** Start of GIVEN DATA **

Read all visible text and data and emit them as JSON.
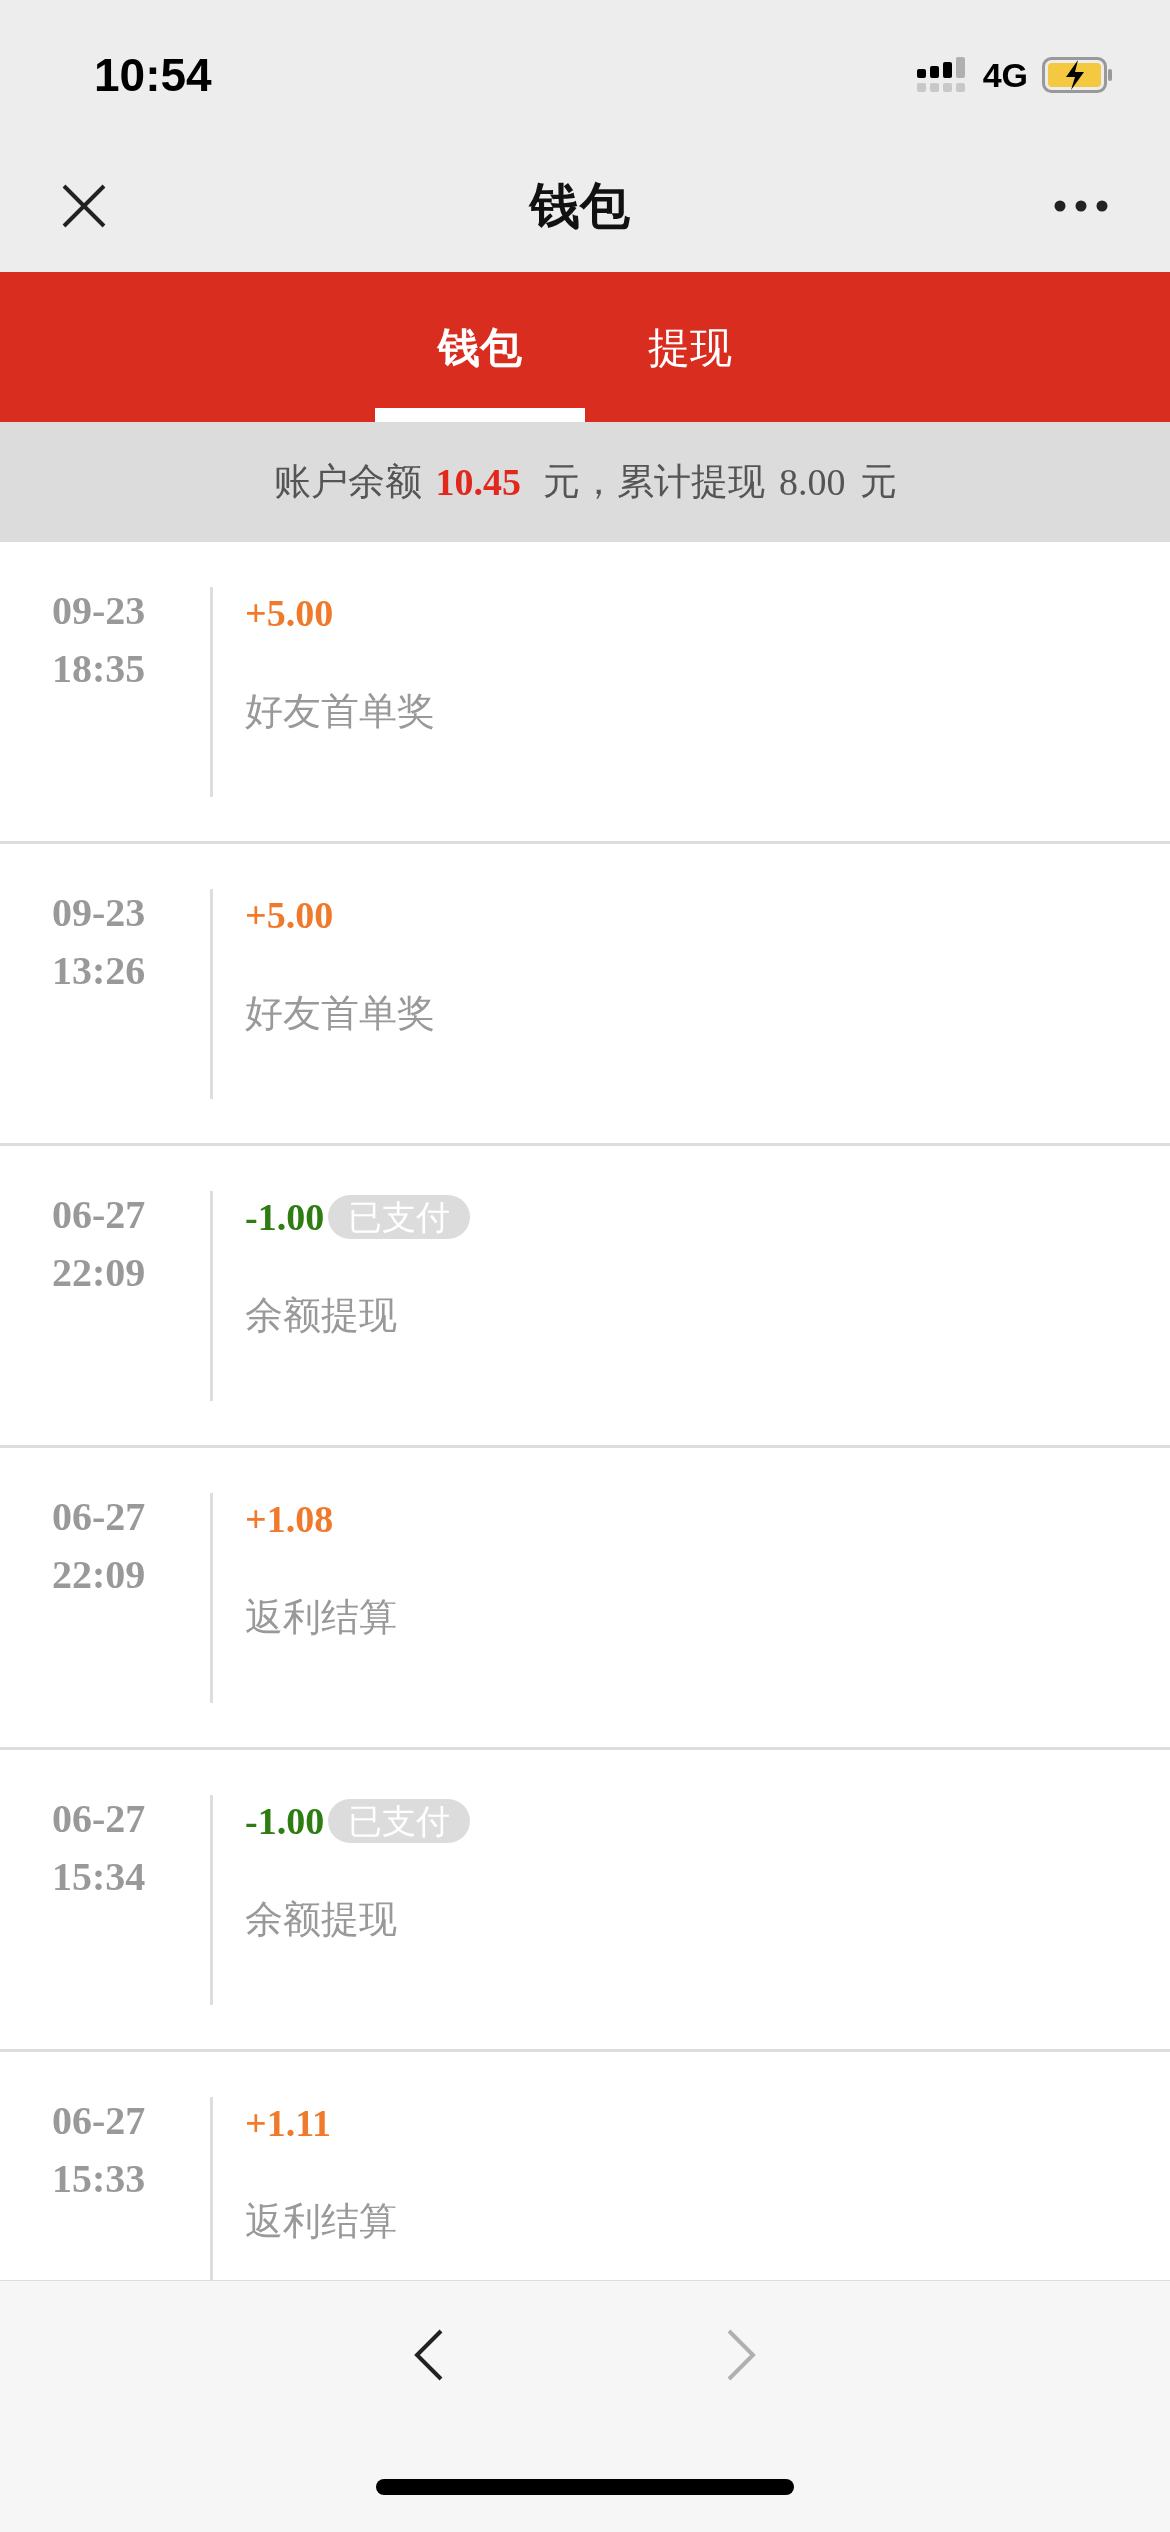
{
  "status_bar": {
    "time": "10:54",
    "network": "4G"
  },
  "nav_bar": {
    "title": "钱包"
  },
  "tabs": [
    {
      "label": "钱包",
      "selected": true
    },
    {
      "label": "提现",
      "selected": false
    }
  ],
  "summary": {
    "balance_label": "账户余额",
    "balance": "10.45",
    "withdrawn_label": "元，累计提现",
    "withdrawn": "8.00",
    "unit": "元"
  },
  "transactions": [
    {
      "date": "09-23",
      "time": "18:35",
      "amount": "+5.00",
      "kind": "income",
      "description": "好友首单奖"
    },
    {
      "date": "09-23",
      "time": "13:26",
      "amount": "+5.00",
      "kind": "income",
      "description": "好友首单奖"
    },
    {
      "date": "06-27",
      "time": "22:09",
      "amount": "-1.00",
      "kind": "withdrawal",
      "badge": "已支付",
      "description": "余额提现"
    },
    {
      "date": "06-27",
      "time": "22:09",
      "amount": "+1.08",
      "kind": "income",
      "description": "返利结算"
    },
    {
      "date": "06-27",
      "time": "15:34",
      "amount": "-1.00",
      "kind": "withdrawal",
      "badge": "已支付",
      "description": "余额提现"
    },
    {
      "date": "06-27",
      "time": "15:33",
      "amount": "+1.11",
      "kind": "income",
      "description": "返利结算"
    }
  ],
  "toolbar": {
    "back": {
      "disabled": false
    },
    "forward": {
      "disabled": true
    }
  }
}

** End of GIVEN DATA **

## REQUIREMENT
Repeat the preceding records precisely, and leave every picture out of the copy.

## TASK ANSWER
Read all visible text and data and emit them as JSON.
{
  "status_bar": {
    "time": "10:54",
    "network": "4G"
  },
  "nav_bar": {
    "title": "钱包"
  },
  "tabs": [
    {
      "label": "钱包",
      "selected": true
    },
    {
      "label": "提现",
      "selected": false
    }
  ],
  "summary": {
    "balance_label": "账户余额",
    "balance": "10.45",
    "withdrawn_label": "元，累计提现",
    "withdrawn": "8.00",
    "unit": "元"
  },
  "transactions": [
    {
      "date": "09-23",
      "time": "18:35",
      "amount": "+5.00",
      "kind": "income",
      "description": "好友首单奖"
    },
    {
      "date": "09-23",
      "time": "13:26",
      "amount": "+5.00",
      "kind": "income",
      "description": "好友首单奖"
    },
    {
      "date": "06-27",
      "time": "22:09",
      "amount": "-1.00",
      "kind": "withdrawal",
      "badge": "已支付",
      "description": "余额提现"
    },
    {
      "date": "06-27",
      "time": "22:09",
      "amount": "+1.08",
      "kind": "income",
      "description": "返利结算"
    },
    {
      "date": "06-27",
      "time": "15:34",
      "amount": "-1.00",
      "kind": "withdrawal",
      "badge": "已支付",
      "description": "余额提现"
    },
    {
      "date": "06-27",
      "time": "15:33",
      "amount": "+1.11",
      "kind": "income",
      "description": "返利结算"
    }
  ],
  "toolbar": {
    "back": {
      "disabled": false
    },
    "forward": {
      "disabled": true
    }
  }
}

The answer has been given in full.